━━━ GIVEN RECORDS

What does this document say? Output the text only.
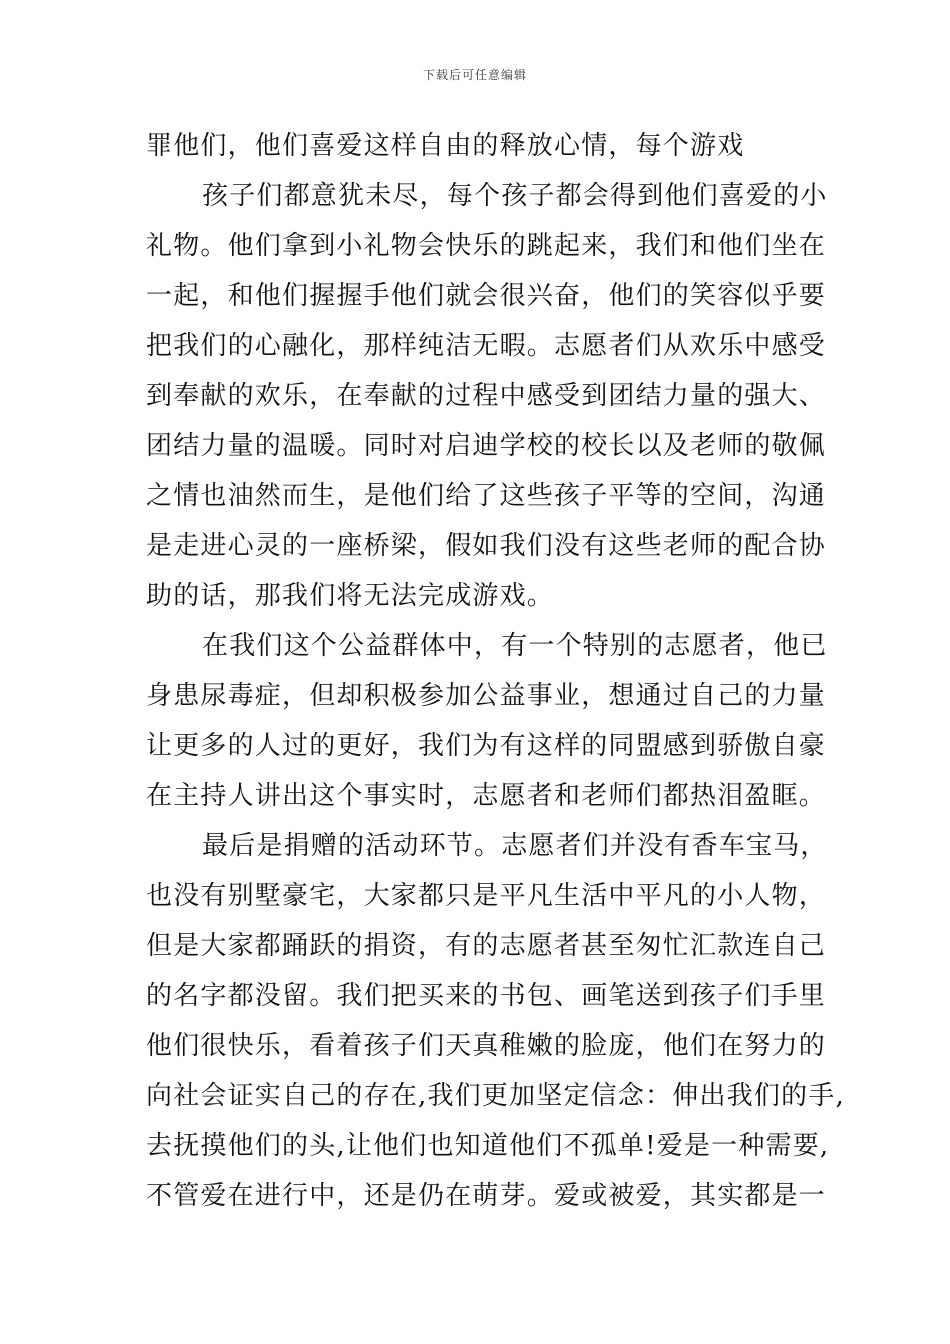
下载后可任意编辑
罪他们，他们喜爱这样自由的释放心情，每个游戏
孩子们都意犹未尽，每个孩子都会得到他们喜爱的小
礼物。他们拿到小礼物会快乐的跳起来，我们和他们坐在
一起，和他们握握手他们就会很兴奋，他们的笑容似乎要
把我们的心融化，那样纯洁无暇。志愿者们从欢乐中感受
到奉献的欢乐，在奉献的过程中感受到团结力量的强大、
团结力量的温暖。同时对启迪学校的校长以及老师的敬佩
之情也油然而生，是他们给了这些孩子平等的空间，沟通
是走进心灵的一座桥梁，假如我们没有这些老师的配合协
助的话，那我们将无法完成游戏。
在我们这个公益群体中，有一个特别的志愿者，他已
身患尿毒症，但却积极参加公益事业，想通过自己的力量
让更多的人过的更好，我们为有这样的同盟感到骄傲自豪
在主持人讲出这个事实时，志愿者和老师们都热泪盈眶。
最后是捐赠的活动环节。志愿者们并没有香车宝马，
也没有别墅豪宅，大家都只是平凡生活中平凡的小人物，
但是大家都踊跃的捐资，有的志愿者甚至匆忙汇款连自己
的名字都没留。我们把买来的书包、画笔送到孩子们手里
他们很快乐，看着孩子们天真稚嫩的脸庞，他们在努力的
向社会证实自己的存在,我们更加坚定信念：伸出我们的手,
去抚摸他们的头,让他们也知道他们不孤单!爱是一种需要,
不管爱在进行中，还是仍在萌芽。爱或被爱，其实都是一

━━━━━━

AIM OF THE EXERCISE ::
Drop the pictures and reproduce the rest of the entries above exactly.

RESULT OF THIS EXERCISE ::
What does this document say? Output the text only.
下载后可任意编辑
罪他们，他们喜爱这样自由的释放心情，每个游戏
孩子们都意犹未尽，每个孩子都会得到他们喜爱的小
礼物。他们拿到小礼物会快乐的跳起来，我们和他们坐在
一起，和他们握握手他们就会很兴奋，他们的笑容似乎要
把我们的心融化，那样纯洁无暇。志愿者们从欢乐中感受
到奉献的欢乐，在奉献的过程中感受到团结力量的强大、
团结力量的温暖。同时对启迪学校的校长以及老师的敬佩
之情也油然而生，是他们给了这些孩子平等的空间，沟通
是走进心灵的一座桥梁，假如我们没有这些老师的配合协
助的话，那我们将无法完成游戏。
在我们这个公益群体中，有一个特别的志愿者，他已
身患尿毒症，但却积极参加公益事业，想通过自己的力量
让更多的人过的更好，我们为有这样的同盟感到骄傲自豪
在主持人讲出这个事实时，志愿者和老师们都热泪盈眶。
最后是捐赠的活动环节。志愿者们并没有香车宝马，
也没有别墅豪宅，大家都只是平凡生活中平凡的小人物，
但是大家都踊跃的捐资，有的志愿者甚至匆忙汇款连自己
的名字都没留。我们把买来的书包、画笔送到孩子们手里
他们很快乐，看着孩子们天真稚嫩的脸庞，他们在努力的
向社会证实自己的存在,我们更加坚定信念：伸出我们的手,
去抚摸他们的头,让他们也知道他们不孤单!爱是一种需要,
不管爱在进行中，还是仍在萌芽。爱或被爱，其实都是一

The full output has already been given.